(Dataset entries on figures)
——————
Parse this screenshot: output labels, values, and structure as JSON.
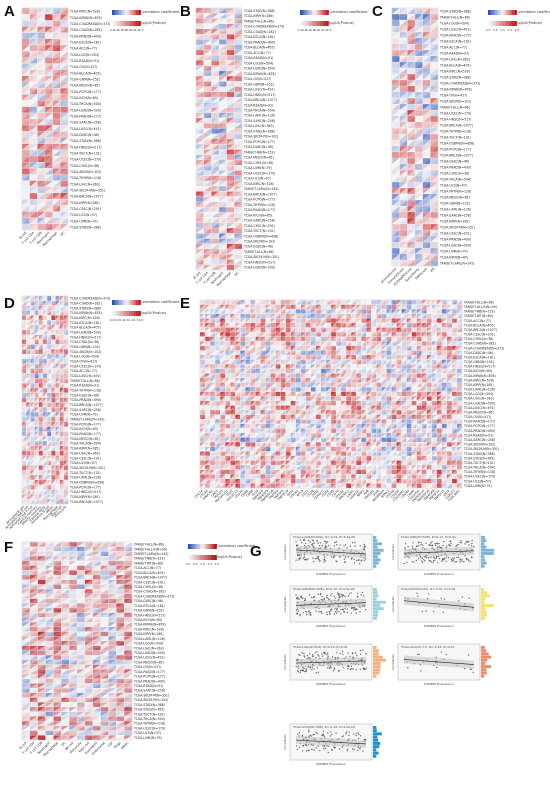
{
  "figure": {
    "panels": [
      {
        "label": "A",
        "legend_titles": [
          "Correlation coefficient",
          "-log10(Pvalue)"
        ],
        "legend_ticks": [
          "0.0",
          "0.2",
          "0.4",
          "0.6",
          "0.8",
          "1.0",
          "1.5",
          "2.0"
        ],
        "row_labels": [
          "TCGA-KIRC(N=528)",
          "TCGA-KIPAN(N=878)",
          "TCGA-COADREAD(N=373)",
          "TCGA-COAD(N=282)",
          "TCGA-PRAD(N=490)",
          "TCGA-ESCA(N=181)",
          "TCGA-ACC(N=77)",
          "TCGA-LGG(N=504)",
          "TCGA-READ(N=91)",
          "TCGA-OV(N=417)",
          "TCGA-BLCA(N=405)",
          "TCGA-GBM(N=152)",
          "TCGA-MESO(N=85)",
          "TCGA-PCPG(N=177)",
          "TCGA-KICH(N=65)",
          "TCGA-THCA(N=504)",
          "TCGA-LUAD(N=500)",
          "TCGA-PAAD(N=177)",
          "TCGA-SARC(N=258)",
          "TCGA-LUSC(N=491)",
          "TCGA-DLBC(N=46)",
          "TCGA-STAD(N=388)",
          "TCGA-HNSC(N=517)",
          "TCGA-TGCT(N=132)",
          "TCGA-UCEC(N=179)",
          "TCGA-CHOL(N=36)",
          "TCGA-SKCM(N=102)",
          "TCGA-THYM(N=118)",
          "TCGA-LIHC(N=363)",
          "TCGA-SKCM-M(N=351)",
          "TCGA-BRCA(N=1077)",
          "TCGA-KIRP(N=285)",
          "TCGA-CESC(N=291)",
          "TCGA-UCS(N=57)",
          "TCGA-UVM(N=79)",
          "TCGA-STAD(N=388)"
        ],
        "col_labels": [
          "B cell",
          "T cell CD4",
          "T cell CD8",
          "Neutrophil",
          "Macrophage",
          "DC"
        ]
      },
      {
        "label": "B",
        "legend_titles": [
          "Correlation coefficient",
          "-log10(Pvalue)"
        ],
        "legend_ticks": [
          "0.0",
          "0.2",
          "0.4",
          "0.6",
          "0.8",
          "1.0",
          "1.5",
          "2.0"
        ],
        "row_labels": [
          "TCGA-STAD(N=388)",
          "TCGA-KIRP(N=285)",
          "TARGET-ALL(N=86)",
          "TCGA-COADREAD(N=373)",
          "TCGA-COAD(N=282)",
          "TCGA-ESCA(N=181)",
          "TCGA-PRAD(N=490)",
          "TCGA-BLCA(N=405)",
          "TCGA-ACC(N=77)",
          "TCGA-READ(N=91)",
          "TCGA-LGG(N=504)",
          "TCGA-LUAD(N=500)",
          "TCGA-KIPAN(N=878)",
          "TCGA-OV(N=417)",
          "TCGA-GBM(N=152)",
          "TCGA-LUSC(N=491)",
          "TCGA-HNSC(N=517)",
          "TCGA-BRCA(N=1077)",
          "TCGA-READ(N=91)",
          "TCGA-THCA(N=504)",
          "TCGA-LAML(N=126)",
          "TCGA-SARC(N=258)",
          "TCGA-LIHC(N=363)",
          "TCGA-STAD(N=388)",
          "TCGA-SKCM-P(N=102)",
          "TCGA-PCPG(N=177)",
          "TCGA-DLBC(N=46)",
          "TARGET-NB(N=153)",
          "TCGA-MESO(N=85)",
          "TCGA-CHOL(N=36)",
          "TCGA-UVM(N=79)",
          "TCGA-UCEC(N=179)",
          "TCGA-UCS(N=57)",
          "TCGA-KIRC(N=528)",
          "TARGET-LAML(N=142)",
          "TCGA-BRCA(N=1077)",
          "TCGA-PCPG(N=177)",
          "TCGA-THYM(N=118)",
          "TCGA-PAAD(N=177)",
          "TCGA-KICH(N=65)",
          "TCGA-SARC(N=258)",
          "TCGA-CESC(N=291)",
          "TCGA-TGCT(N=132)",
          "TCGA-OSBMG(N=698)",
          "TCGA-SKCM(N=102)",
          "TCGA-DLBC(N=46)",
          "TARGET-ALL(N=86)",
          "TCGA-SKCM-M(N=351)",
          "TCGA-HNSC(N=517)",
          "TCGA-LUAD(N=500)"
        ],
        "col_labels": [
          "B cell",
          "T cell CD4",
          "T cell CD8",
          "Neutrophil",
          "Macrophage",
          "DC"
        ]
      },
      {
        "label": "C",
        "legend_titles": [
          "Correlation coefficient",
          "-log10(Pvalue)"
        ],
        "legend_ticks": [
          "0.0",
          "0.5",
          "1.0",
          "1.5",
          "2.0"
        ],
        "row_labels": [
          "TCGA-STAD(N=388)",
          "TARGET-ALL(N=86)",
          "TCGA-LGG(N=504)",
          "TCGA-LUSC(N=491)",
          "TCGA-PAAD(N=177)",
          "TCGA-ESCA(N=181)",
          "TCGA-ACC(N=77)",
          "TCGA-READ(N=91)",
          "TCGA-LIHC(N=363)",
          "TCGA-BLCA(N=405)",
          "TCGA-KIRC(N=528)",
          "TCGA-STAD(N=388)",
          "TCGA-COADREAD(N=373)",
          "TCGA-KIPAN(N=878)",
          "TCGA-OV(N=417)",
          "TCGA-SKCM(N=102)",
          "TARGET-ALL(N=86)",
          "TCGA-UCEC(N=179)",
          "TCGA-HNSC(N=517)",
          "TCGA-BRCA(N=1077)",
          "TCGA-THYM(N=118)",
          "TCGA-TGCT(N=132)",
          "TCGA-OSBMG(N=698)",
          "TCGA-PCPG(N=177)",
          "TCGA-BRCA(N=1077)",
          "TCGA-DLBC(N=46)",
          "TCGA-PRAD(N=490)",
          "TCGA-CHOL(N=36)",
          "TCGA-THCA(N=504)",
          "TCGA-UCS(N=57)",
          "TCGA-THYM(N=118)",
          "TCGA-MESO(N=85)",
          "TCGA-GBM(N=152)",
          "TCGA-LAML(N=126)",
          "TCGA-SARC(N=258)",
          "TCGA-KIRP(N=285)",
          "TCGA-SKCM-M(N=351)",
          "TCGA-CESC(N=291)",
          "TCGA-PRAD(N=490)",
          "TCGA-LUAD(N=500)",
          "TCGA-UVM(N=79)",
          "TCGA-KIRN(N=65)",
          "TARGET-LAML(N=142)"
        ],
        "col_labels": [
          "StromalScore",
          "ImmuneScore",
          "ESTIMATEScore",
          "TumorPurity",
          "DMPscore",
          "IPS"
        ]
      },
      {
        "label": "D",
        "legend_titles": [
          "Correlation coefficient",
          "-log10(Pvalue)"
        ],
        "legend_ticks": [
          "0.0",
          "0.2",
          "0.4",
          "0.6",
          "1.0",
          "1.5",
          "2.0"
        ],
        "row_labels": [
          "TCGA-COADREAD(N=373)",
          "TCGA-COAD(N=282)",
          "TCGA-STAD(N=388)",
          "TCGA-KIPAN(N=878)",
          "TCGA-KIRC(N=528)",
          "TCGA-ESCA(N=181)",
          "TCGA-BLCA(N=405)",
          "TCGA-LUAD(N=500)",
          "TCGA-HNSC(N=517)",
          "TCGA-CHOL(N=36)",
          "TCGA-GBM(N=152)",
          "TCGA-SKCM(N=102)",
          "TCGA-LGG(N=504)",
          "TCGA-OV(N=417)",
          "TCGA-UCEC(N=179)",
          "TCGA-ACC(N=77)",
          "TCGA-LUSC(N=491)",
          "TARGET-ALL(N=86)",
          "TCGA-READ(N=91)",
          "TCGA-THYM(N=118)",
          "TCGA-DLBC(N=46)",
          "TCGA-PRAD(N=490)",
          "TCGA-BRCA(N=1077)",
          "TCGA-SARC(N=258)",
          "TCGA-UVM(N=79)",
          "TARGET-LAML(N=142)",
          "TCGA-PCPG(N=177)",
          "TCGA-KICH(N=65)",
          "TCGA-PAAD(N=177)",
          "TCGA-MESO(N=85)",
          "TCGA-THCA(N=504)",
          "TCGA-KIRP(N=285)",
          "TCGA-LIHC(N=363)",
          "TCGA-CESC(N=291)",
          "TCGA-UCS(N=57)",
          "TCGA-SKCM-M(N=351)",
          "TCGA-TGCT(N=132)",
          "TCGA-LAML(N=126)",
          "TCGA-OSBMG(N=698)",
          "TCGA-PCPG(N=177)",
          "TCGA-HNSC(N=517)",
          "TCGA-KIRP(N=285)",
          "TCGA-BRCA(N=1077)"
        ],
        "col_labels": [
          "Activated B cell",
          "Activated CD4 T cell",
          "Activated CD8 T cell",
          "Central memory",
          "Effector memory",
          "Gamma delta",
          "Immature B cell",
          "MDSC",
          "Macrophage",
          "Mast cell",
          "Monocyte"
        ]
      },
      {
        "label": "E",
        "legend_titles": [],
        "legend_ticks": [],
        "row_labels": [
          "TARGET-ALL(N=86)",
          "TARGET-ALL-R(N=99)",
          "TARGET-NB(N=153)",
          "TARGET-WT(N=80)",
          "TCGA-ACC(N=77)",
          "TCGA-BLCA(N=405)",
          "TCGA-BRCA(N=1077)",
          "TCGA-CESC(N=291)",
          "TCGA-CHOL(N=36)",
          "TCGA-COAD(N=282)",
          "TCGA-COADREAD(N=373)",
          "TCGA-DLBC(N=46)",
          "TCGA-ESCA(N=181)",
          "TCGA-GBM(N=152)",
          "TCGA-HNSC(N=517)",
          "TCGA-KICH(N=65)",
          "TCGA-KIPAN(N=878)",
          "TCGA-KIRC(N=528)",
          "TCGA-KIRP(N=285)",
          "TCGA-LAML(N=126)",
          "TCGA-LGG(N=504)",
          "TCGA-LIHC(N=363)",
          "TCGA-LUAD(N=500)",
          "TCGA-LUSC(N=491)",
          "TCGA-MESO(N=85)",
          "TCGA-OV(N=417)",
          "TCGA-PAAD(N=177)",
          "TCGA-PCPG(N=177)",
          "TCGA-PRAD(N=490)",
          "TCGA-READ(N=91)",
          "TCGA-SARC(N=258)",
          "TCGA-SKCM(N=102)",
          "TCGA-SKCM-M(N=351)",
          "TCGA-STAD(N=388)",
          "TCGA-STES(N=569)",
          "TCGA-TGCT(N=132)",
          "TCGA-THCA(N=504)",
          "TCGA-THYM(N=118)",
          "TCGA-UCEC(N=179)",
          "TCGA-UCS(N=57)",
          "TCGA-UVM(N=79)"
        ],
        "col_labels": [
          "CD274",
          "CTLA4",
          "HAVCR2",
          "LAG3",
          "PDCD1",
          "PDCD1LG2",
          "TIGIT",
          "SIGLEC15",
          "CD276",
          "CD80",
          "CD86",
          "ICOS",
          "TNFRSF4",
          "TNFRSF9",
          "TNFRSF18",
          "TNFSF4",
          "TNFSF9",
          "TNFSF18",
          "IDO1",
          "VTCN1",
          "BTLA",
          "CD27",
          "CD28",
          "CD40",
          "CD40LG",
          "CD44",
          "CD48",
          "CD70",
          "HHLA2",
          "KIR3DL1",
          "LAIR1",
          "LGALS9",
          "NRP1",
          "PVR",
          "TMIGD2",
          "VSIR",
          "ADORA2A",
          "BTNL2",
          "CD160",
          "CD200",
          "CD200R1",
          "CD244",
          "CD80",
          "C10orf54",
          "TNFRSF14",
          "TNFRSF25",
          "TNFRSF8",
          "TNFSF14",
          "TNFSF15",
          "IDO2",
          "LGALS3",
          "CEACAM1"
        ]
      },
      {
        "label": "F",
        "legend_titles": [
          "Correlation coefficient",
          "-log10(Pvalue)"
        ],
        "legend_ticks": [
          "0.0",
          "0.5",
          "1.0",
          "1.5",
          "2.0"
        ],
        "row_labels": [
          "TARGET-ALL(N=86)",
          "TARGET-ALL-R(N=99)",
          "TARGET-LAML(N=142)",
          "TARGET-NB(N=153)",
          "TARGET-WT(N=80)",
          "TCGA-ACC(N=77)",
          "TCGA-BLCA(N=405)",
          "TCGA-BRCA(N=1077)",
          "TCGA-CESC(N=291)",
          "TCGA-CHOL(N=36)",
          "TCGA-COAD(N=282)",
          "TCGA-COADREAD(N=373)",
          "TCGA-DLBC(N=46)",
          "TCGA-ESCA(N=181)",
          "TCGA-GBM(N=152)",
          "TCGA-HNSC(N=517)",
          "TCGA-KICH(N=65)",
          "TCGA-KIPAN(N=878)",
          "TCGA-KIRC(N=528)",
          "TCGA-KIRP(N=285)",
          "TCGA-LAML(N=126)",
          "TCGA-LGG(N=504)",
          "TCGA-LIHC(N=363)",
          "TCGA-LUAD(N=500)",
          "TCGA-LUSC(N=491)",
          "TCGA-MESO(N=85)",
          "TCGA-OV(N=417)",
          "TCGA-PAAD(N=177)",
          "TCGA-PCPG(N=177)",
          "TCGA-PRAD(N=490)",
          "TCGA-READ(N=91)",
          "TCGA-SARC(N=258)",
          "TCGA-SKCM-M(N=351)",
          "TCGA-SKCM-P(N=102)",
          "TCGA-STAD(N=388)",
          "TCGA-STES(N=569)",
          "TCGA-TGCT(N=132)",
          "TCGA-THCA(N=504)",
          "TCGA-THYM(N=118)",
          "TCGA-UCEC(N=179)",
          "TCGA-UCS(N=57)",
          "TCGA-UVM(N=79)"
        ],
        "col_labels": [
          "B cell",
          "T cell CD4",
          "T cell CD8",
          "Neutrophil",
          "Macrophage",
          "DC",
          "NK cell",
          "Monocyte",
          "Mast cell",
          "Eosinophil",
          "Endothelial",
          "CAF",
          "Tregs",
          "MDSC"
        ]
      },
      {
        "label": "G",
        "scatter_titles": [
          "TCGA-LUAD(N=500), R=-0.19, P=3.4e-05",
          "TCGA-KIRC(N=528), R=0.11, P=0.01",
          "TCGA-KIPAN(N=878), R=0.12, P=2.5e-04",
          "TCGA-KICH(N=65), R=-0.31, P=0.01",
          "TCGA-LGG(N=504), R=0.10, P=0.02",
          "TCGA-ACC(N=77), R=-0.24, P=0.03",
          "TCGA-STAD(N=388), R=-0.18, P=4.5e-04"
        ],
        "y_label": "Correlation",
        "x_label": "RANBP2 Expression"
      }
    ]
  },
  "chart_data": [
    {
      "type": "heatmap",
      "panel": "A",
      "rows": 36,
      "cols": 6,
      "value_range": [
        -0.4,
        0.4
      ],
      "colors": {
        "negative": "#2b4fb7",
        "neutral": "#f6f6f6",
        "positive": "#c4161c"
      }
    },
    {
      "type": "heatmap",
      "panel": "B",
      "rows": 50,
      "cols": 6,
      "value_range": [
        -0.4,
        0.4
      ],
      "colors": {
        "negative": "#2b4fb7",
        "neutral": "#f6f6f6",
        "positive": "#c4161c"
      }
    },
    {
      "type": "heatmap",
      "panel": "C",
      "rows": 43,
      "cols": 6,
      "value_range": [
        -0.4,
        0.4
      ],
      "colors": {
        "negative": "#2b4fb7",
        "neutral": "#f6f6f6",
        "positive": "#c4161c"
      }
    },
    {
      "type": "heatmap",
      "panel": "D",
      "rows": 43,
      "cols": 11,
      "value_range": [
        -0.4,
        0.4
      ],
      "colors": {
        "negative": "#2b4fb7",
        "neutral": "#f6f6f6",
        "positive": "#c4161c"
      }
    },
    {
      "type": "heatmap",
      "panel": "E",
      "rows": 41,
      "cols": 52,
      "value_range": [
        -0.4,
        0.6
      ],
      "colors": {
        "negative": "#2b4fb7",
        "neutral": "#f6f6f6",
        "positive": "#c4161c"
      }
    },
    {
      "type": "heatmap",
      "panel": "F",
      "rows": 42,
      "cols": 14,
      "value_range": [
        -0.4,
        0.8
      ],
      "colors": {
        "negative": "#2b4fb7",
        "neutral": "#f6f6f6",
        "positive": "#b0101a"
      }
    },
    {
      "type": "scatter",
      "panel": "G",
      "subplots": [
        {
          "name": "TCGA-LUAD(N=500)",
          "r": -0.19,
          "n": 500,
          "color": "#7fb3d5"
        },
        {
          "name": "TCGA-KIRC(N=528)",
          "r": 0.11,
          "n": 528,
          "color": "#7fb3d5"
        },
        {
          "name": "TCGA-KIPAN(N=878)",
          "r": 0.12,
          "n": 878,
          "color": "#9ccfe0"
        },
        {
          "name": "TCGA-KICH(N=65)",
          "r": -0.31,
          "n": 65,
          "color": "#f3e26b"
        },
        {
          "name": "TCGA-LGG(N=504)",
          "r": 0.1,
          "n": 504,
          "color": "#f4b183"
        },
        {
          "name": "TCGA-ACC(N=77)",
          "r": -0.24,
          "n": 77,
          "color": "#f08a6c"
        },
        {
          "name": "TCGA-STAD(N=388)",
          "r": -0.18,
          "n": 388,
          "color": "#1f8fcf"
        }
      ]
    }
  ]
}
——————
*THE TASK*. Pull from the data each line where the string "Activated" turns up.

*RESPONSE TO THE EXERCISE*.
          "Activated B cell",
          "Activated CD4 T cell",
          "Activated CD8 T cell",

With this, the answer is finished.